Record extracts:
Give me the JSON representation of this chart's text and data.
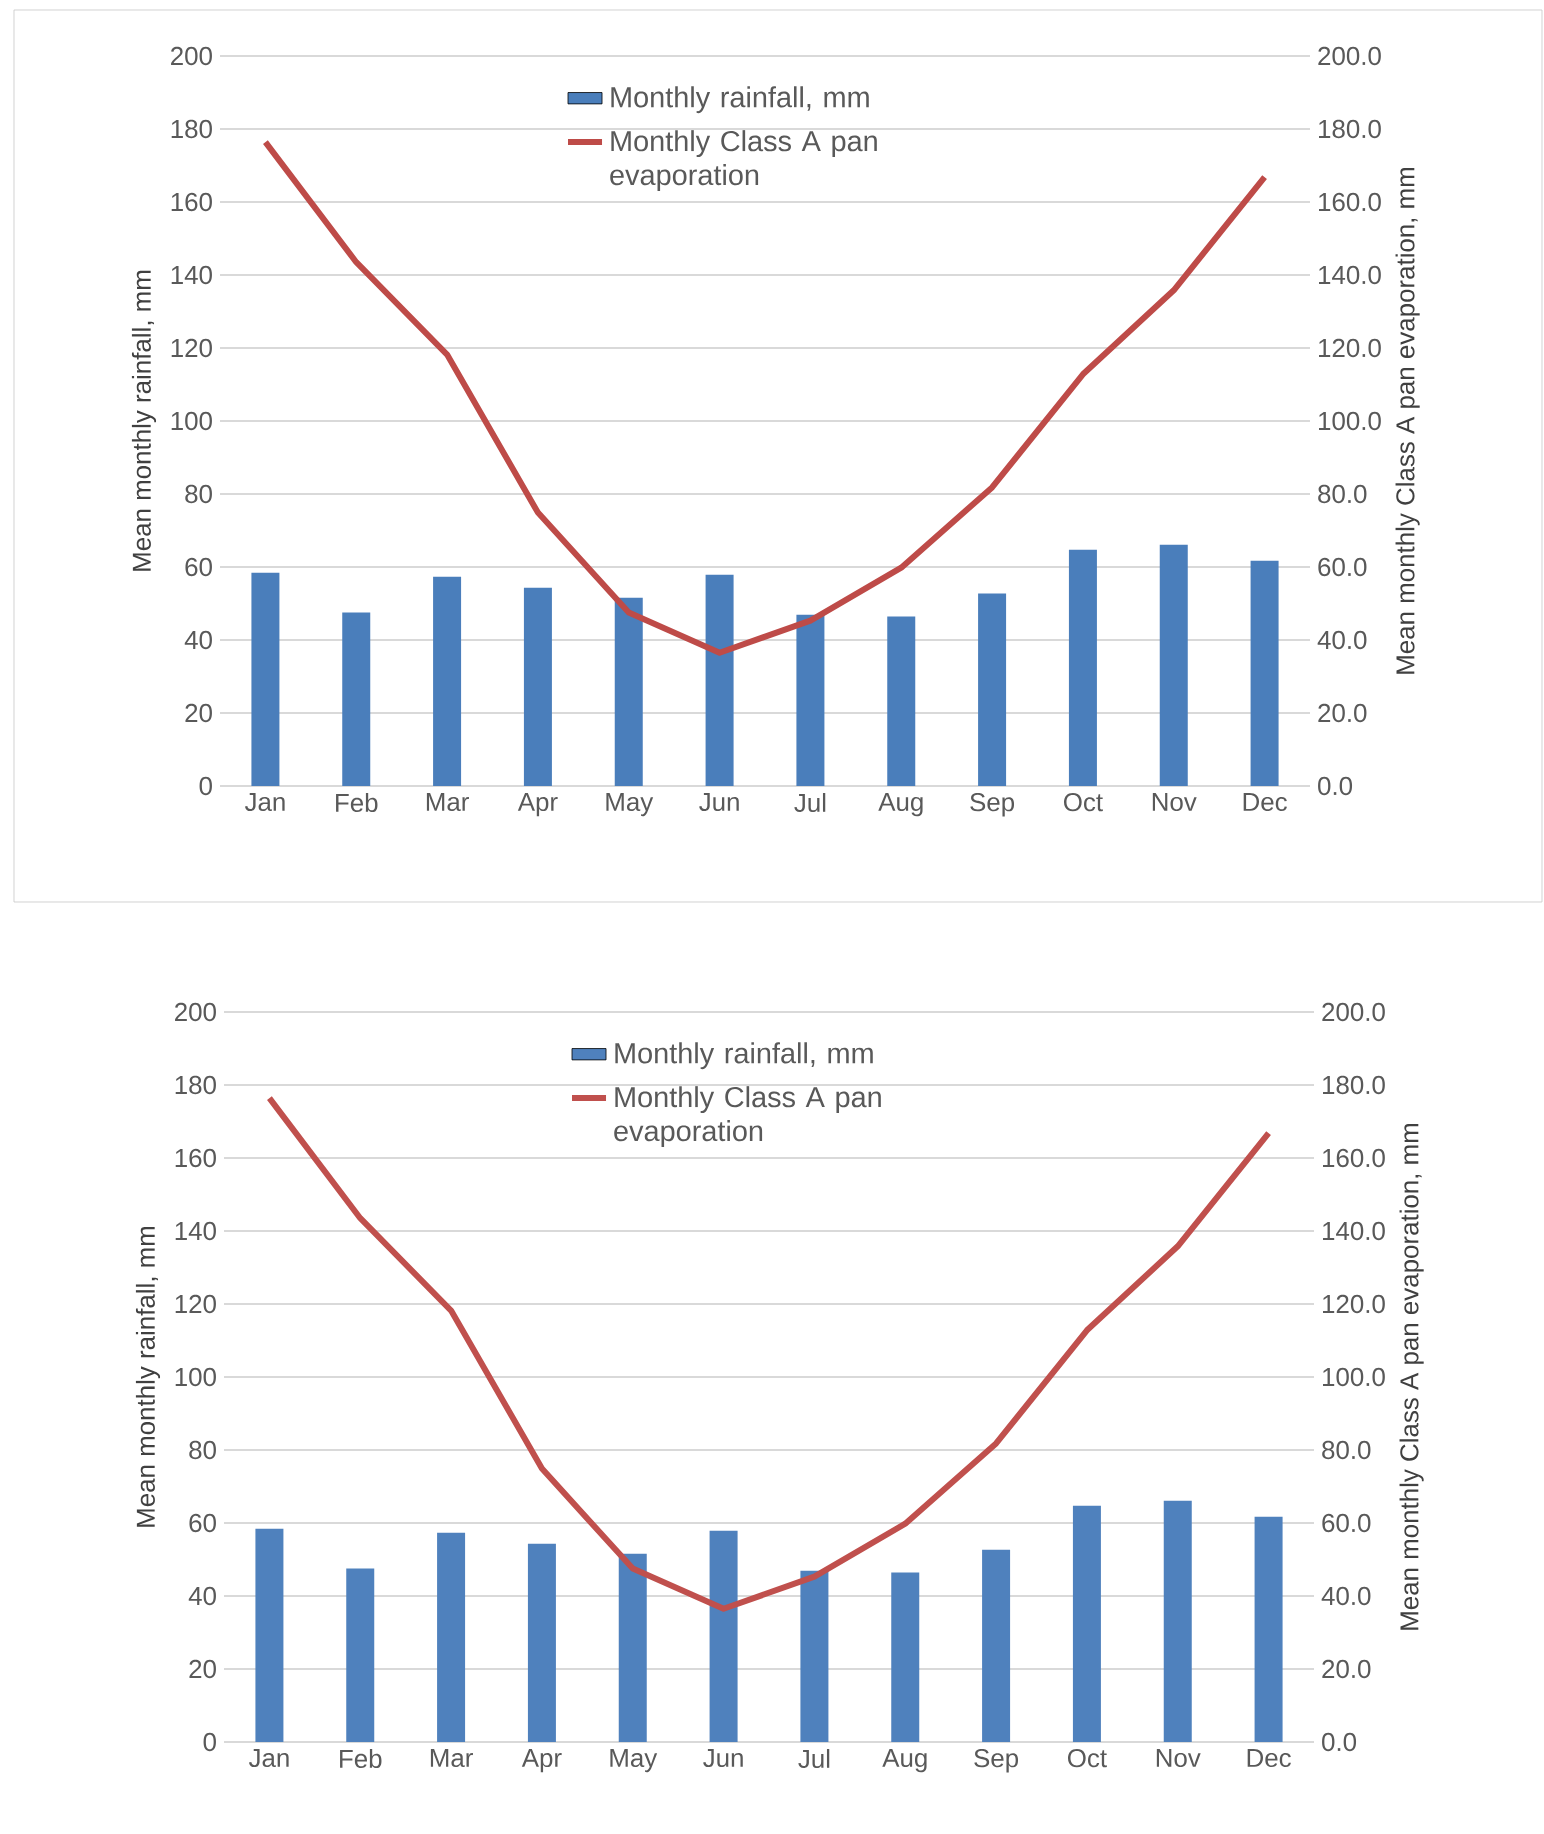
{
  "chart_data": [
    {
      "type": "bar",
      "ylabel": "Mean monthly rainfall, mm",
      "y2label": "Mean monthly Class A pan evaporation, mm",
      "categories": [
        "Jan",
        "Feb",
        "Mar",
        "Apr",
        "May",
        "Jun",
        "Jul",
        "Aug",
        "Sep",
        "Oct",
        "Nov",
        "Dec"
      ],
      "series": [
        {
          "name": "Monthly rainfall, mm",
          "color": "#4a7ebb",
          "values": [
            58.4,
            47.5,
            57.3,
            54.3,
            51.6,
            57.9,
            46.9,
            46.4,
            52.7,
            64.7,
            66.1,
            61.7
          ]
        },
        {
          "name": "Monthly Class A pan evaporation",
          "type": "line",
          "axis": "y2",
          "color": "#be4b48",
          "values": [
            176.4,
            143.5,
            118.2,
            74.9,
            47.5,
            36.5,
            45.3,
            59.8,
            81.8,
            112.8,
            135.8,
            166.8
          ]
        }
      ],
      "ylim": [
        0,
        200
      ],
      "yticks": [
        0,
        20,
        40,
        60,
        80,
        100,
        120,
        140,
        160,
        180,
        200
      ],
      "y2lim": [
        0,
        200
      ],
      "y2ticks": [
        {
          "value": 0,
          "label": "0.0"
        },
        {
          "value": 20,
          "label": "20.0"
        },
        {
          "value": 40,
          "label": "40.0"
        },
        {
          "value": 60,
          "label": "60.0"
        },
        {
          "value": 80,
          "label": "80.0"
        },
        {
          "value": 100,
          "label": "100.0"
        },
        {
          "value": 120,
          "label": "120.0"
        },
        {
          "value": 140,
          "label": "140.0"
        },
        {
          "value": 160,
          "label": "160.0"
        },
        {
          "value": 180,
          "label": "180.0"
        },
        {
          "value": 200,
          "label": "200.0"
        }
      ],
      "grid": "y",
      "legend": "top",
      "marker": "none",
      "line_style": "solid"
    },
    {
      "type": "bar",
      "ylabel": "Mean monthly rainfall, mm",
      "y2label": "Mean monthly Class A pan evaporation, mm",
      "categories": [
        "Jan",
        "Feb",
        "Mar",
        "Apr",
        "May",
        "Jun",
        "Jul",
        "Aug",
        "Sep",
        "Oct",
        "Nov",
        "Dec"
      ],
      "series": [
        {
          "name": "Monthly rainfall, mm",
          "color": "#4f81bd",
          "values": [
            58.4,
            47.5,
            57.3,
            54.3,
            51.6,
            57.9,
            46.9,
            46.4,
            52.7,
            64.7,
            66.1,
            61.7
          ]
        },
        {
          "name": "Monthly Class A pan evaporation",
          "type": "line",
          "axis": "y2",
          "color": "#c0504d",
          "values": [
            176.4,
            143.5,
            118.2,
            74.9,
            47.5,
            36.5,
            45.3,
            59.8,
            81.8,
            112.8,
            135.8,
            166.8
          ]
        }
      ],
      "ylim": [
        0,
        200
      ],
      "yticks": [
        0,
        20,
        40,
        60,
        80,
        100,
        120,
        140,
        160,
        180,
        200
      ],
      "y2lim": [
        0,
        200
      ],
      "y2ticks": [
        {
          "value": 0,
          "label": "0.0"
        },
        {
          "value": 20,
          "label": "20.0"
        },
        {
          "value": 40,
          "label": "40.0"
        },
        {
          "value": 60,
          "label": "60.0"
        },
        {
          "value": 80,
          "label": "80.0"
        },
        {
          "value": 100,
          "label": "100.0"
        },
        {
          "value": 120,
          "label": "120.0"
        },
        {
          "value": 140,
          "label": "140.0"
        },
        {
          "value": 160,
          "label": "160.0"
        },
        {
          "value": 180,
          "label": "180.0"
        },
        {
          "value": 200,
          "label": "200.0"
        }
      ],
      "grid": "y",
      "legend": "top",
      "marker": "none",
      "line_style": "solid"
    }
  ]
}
---
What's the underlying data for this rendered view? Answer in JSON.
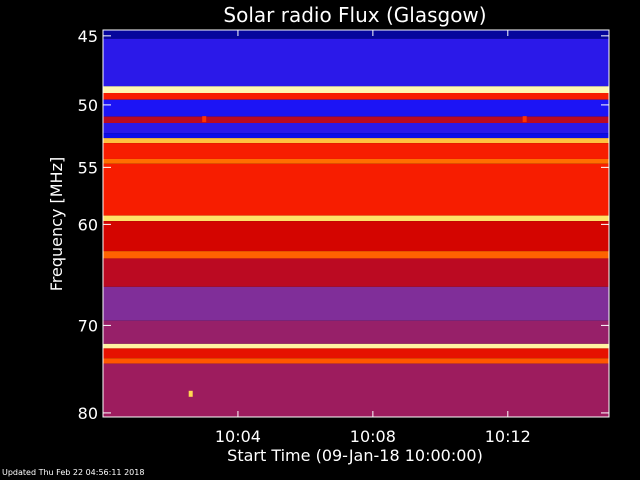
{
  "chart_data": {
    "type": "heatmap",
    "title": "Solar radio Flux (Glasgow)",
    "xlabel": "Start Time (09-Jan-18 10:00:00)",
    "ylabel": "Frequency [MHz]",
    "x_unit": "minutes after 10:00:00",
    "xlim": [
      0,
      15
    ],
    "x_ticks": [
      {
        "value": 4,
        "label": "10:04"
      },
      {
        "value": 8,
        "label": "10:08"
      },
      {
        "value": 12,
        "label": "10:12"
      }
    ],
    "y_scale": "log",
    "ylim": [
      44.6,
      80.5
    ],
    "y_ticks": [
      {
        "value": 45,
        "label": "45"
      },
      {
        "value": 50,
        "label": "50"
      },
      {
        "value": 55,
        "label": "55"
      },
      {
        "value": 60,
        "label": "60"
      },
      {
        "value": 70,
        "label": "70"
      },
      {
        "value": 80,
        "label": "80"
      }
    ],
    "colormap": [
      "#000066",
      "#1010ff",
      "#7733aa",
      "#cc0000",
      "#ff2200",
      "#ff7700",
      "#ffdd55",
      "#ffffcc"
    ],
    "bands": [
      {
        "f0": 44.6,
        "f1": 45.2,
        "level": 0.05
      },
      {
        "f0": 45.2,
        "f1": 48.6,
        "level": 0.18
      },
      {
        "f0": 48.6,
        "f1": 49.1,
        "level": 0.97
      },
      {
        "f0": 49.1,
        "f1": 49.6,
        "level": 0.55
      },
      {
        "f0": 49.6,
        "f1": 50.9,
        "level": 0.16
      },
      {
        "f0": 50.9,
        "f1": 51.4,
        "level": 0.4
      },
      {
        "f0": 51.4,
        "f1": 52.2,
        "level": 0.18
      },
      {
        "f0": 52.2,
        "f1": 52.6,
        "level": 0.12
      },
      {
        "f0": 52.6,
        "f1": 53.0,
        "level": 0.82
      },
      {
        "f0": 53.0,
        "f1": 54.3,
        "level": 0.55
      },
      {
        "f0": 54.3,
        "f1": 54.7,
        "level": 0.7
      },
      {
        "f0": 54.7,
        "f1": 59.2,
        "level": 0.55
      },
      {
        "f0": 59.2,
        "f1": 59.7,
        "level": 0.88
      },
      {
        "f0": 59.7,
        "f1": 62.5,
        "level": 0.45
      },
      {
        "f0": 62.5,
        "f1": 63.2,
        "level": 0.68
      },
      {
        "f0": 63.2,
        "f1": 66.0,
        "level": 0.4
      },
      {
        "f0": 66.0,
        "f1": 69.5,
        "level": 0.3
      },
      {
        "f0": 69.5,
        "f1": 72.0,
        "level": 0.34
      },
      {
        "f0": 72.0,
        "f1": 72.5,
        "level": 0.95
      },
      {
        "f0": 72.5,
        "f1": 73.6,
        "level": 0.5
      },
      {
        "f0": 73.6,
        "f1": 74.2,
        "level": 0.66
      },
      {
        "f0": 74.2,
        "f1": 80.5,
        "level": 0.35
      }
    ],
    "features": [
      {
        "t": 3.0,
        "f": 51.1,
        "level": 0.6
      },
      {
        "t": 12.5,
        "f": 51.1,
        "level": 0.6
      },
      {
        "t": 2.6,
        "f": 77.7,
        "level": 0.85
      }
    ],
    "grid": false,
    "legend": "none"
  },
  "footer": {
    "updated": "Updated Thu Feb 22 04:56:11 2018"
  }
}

Problem to solve: Which lines contain the word "JSON"? Copy each one.

Task response:
Give me the JSON representation of this chart's text and data.
What's the underlying data for this rendered view? Answer in JSON.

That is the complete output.